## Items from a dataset
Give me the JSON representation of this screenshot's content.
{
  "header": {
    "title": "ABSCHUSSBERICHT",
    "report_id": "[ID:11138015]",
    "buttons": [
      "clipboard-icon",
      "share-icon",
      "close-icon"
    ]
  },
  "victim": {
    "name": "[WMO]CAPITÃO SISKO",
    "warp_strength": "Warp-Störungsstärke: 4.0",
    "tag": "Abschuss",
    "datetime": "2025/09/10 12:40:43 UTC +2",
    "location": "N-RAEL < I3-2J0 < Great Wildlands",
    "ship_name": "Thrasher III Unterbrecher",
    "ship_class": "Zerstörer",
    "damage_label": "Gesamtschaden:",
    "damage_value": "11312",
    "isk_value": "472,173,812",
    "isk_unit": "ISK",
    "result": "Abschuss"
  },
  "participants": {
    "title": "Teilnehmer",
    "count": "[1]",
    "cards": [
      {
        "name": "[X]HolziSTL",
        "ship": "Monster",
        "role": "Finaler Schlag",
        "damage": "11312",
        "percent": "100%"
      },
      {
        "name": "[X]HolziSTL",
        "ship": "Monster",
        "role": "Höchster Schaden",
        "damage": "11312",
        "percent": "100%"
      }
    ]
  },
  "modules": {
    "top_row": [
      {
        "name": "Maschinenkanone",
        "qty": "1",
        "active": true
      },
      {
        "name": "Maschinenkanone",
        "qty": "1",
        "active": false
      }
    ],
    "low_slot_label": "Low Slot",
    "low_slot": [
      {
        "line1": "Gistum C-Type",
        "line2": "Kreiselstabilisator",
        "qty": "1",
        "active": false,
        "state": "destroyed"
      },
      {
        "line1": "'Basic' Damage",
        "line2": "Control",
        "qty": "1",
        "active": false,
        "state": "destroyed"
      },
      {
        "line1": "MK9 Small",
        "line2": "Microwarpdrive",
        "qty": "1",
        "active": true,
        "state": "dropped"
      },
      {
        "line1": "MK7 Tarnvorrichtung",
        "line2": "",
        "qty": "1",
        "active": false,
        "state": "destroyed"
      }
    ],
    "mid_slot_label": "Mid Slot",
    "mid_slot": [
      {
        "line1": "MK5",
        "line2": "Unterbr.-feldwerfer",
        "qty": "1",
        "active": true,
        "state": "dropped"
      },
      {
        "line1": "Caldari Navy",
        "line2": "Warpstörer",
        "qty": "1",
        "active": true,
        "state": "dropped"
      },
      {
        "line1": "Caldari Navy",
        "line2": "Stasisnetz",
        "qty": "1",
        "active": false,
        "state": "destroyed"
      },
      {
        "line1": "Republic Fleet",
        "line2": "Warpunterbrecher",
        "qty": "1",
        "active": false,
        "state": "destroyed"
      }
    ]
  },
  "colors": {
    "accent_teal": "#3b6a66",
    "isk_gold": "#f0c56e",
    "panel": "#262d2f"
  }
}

## Stated goal
Give the listing above again, word for word.

## Task solution
Give me the JSON representation of this screenshot's content.
{
  "header": {
    "title": "ABSCHUSSBERICHT",
    "report_id": "[ID:11138015]",
    "buttons": [
      "clipboard-icon",
      "share-icon",
      "close-icon"
    ]
  },
  "victim": {
    "name": "[WMO]CAPITÃO SISKO",
    "warp_strength": "Warp-Störungsstärke: 4.0",
    "tag": "Abschuss",
    "datetime": "2025/09/10 12:40:43 UTC +2",
    "location": "N-RAEL < I3-2J0 < Great Wildlands",
    "ship_name": "Thrasher III Unterbrecher",
    "ship_class": "Zerstörer",
    "damage_label": "Gesamtschaden:",
    "damage_value": "11312",
    "isk_value": "472,173,812",
    "isk_unit": "ISK",
    "result": "Abschuss"
  },
  "participants": {
    "title": "Teilnehmer",
    "count": "[1]",
    "cards": [
      {
        "name": "[X]HolziSTL",
        "ship": "Monster",
        "role": "Finaler Schlag",
        "damage": "11312",
        "percent": "100%"
      },
      {
        "name": "[X]HolziSTL",
        "ship": "Monster",
        "role": "Höchster Schaden",
        "damage": "11312",
        "percent": "100%"
      }
    ]
  },
  "modules": {
    "top_row": [
      {
        "name": "Maschinenkanone",
        "qty": "1",
        "active": true
      },
      {
        "name": "Maschinenkanone",
        "qty": "1",
        "active": false
      }
    ],
    "low_slot_label": "Low Slot",
    "low_slot": [
      {
        "line1": "Gistum C-Type",
        "line2": "Kreiselstabilisator",
        "qty": "1",
        "active": false,
        "state": "destroyed"
      },
      {
        "line1": "'Basic' Damage",
        "line2": "Control",
        "qty": "1",
        "active": false,
        "state": "destroyed"
      },
      {
        "line1": "MK9 Small",
        "line2": "Microwarpdrive",
        "qty": "1",
        "active": true,
        "state": "dropped"
      },
      {
        "line1": "MK7 Tarnvorrichtung",
        "line2": "",
        "qty": "1",
        "active": false,
        "state": "destroyed"
      }
    ],
    "mid_slot_label": "Mid Slot",
    "mid_slot": [
      {
        "line1": "MK5",
        "line2": "Unterbr.-feldwerfer",
        "qty": "1",
        "active": true,
        "state": "dropped"
      },
      {
        "line1": "Caldari Navy",
        "line2": "Warpstörer",
        "qty": "1",
        "active": true,
        "state": "dropped"
      },
      {
        "line1": "Caldari Navy",
        "line2": "Stasisnetz",
        "qty": "1",
        "active": false,
        "state": "destroyed"
      },
      {
        "line1": "Republic Fleet",
        "line2": "Warpunterbrecher",
        "qty": "1",
        "active": false,
        "state": "destroyed"
      }
    ]
  },
  "colors": {
    "accent_teal": "#3b6a66",
    "isk_gold": "#f0c56e",
    "panel": "#262d2f"
  }
}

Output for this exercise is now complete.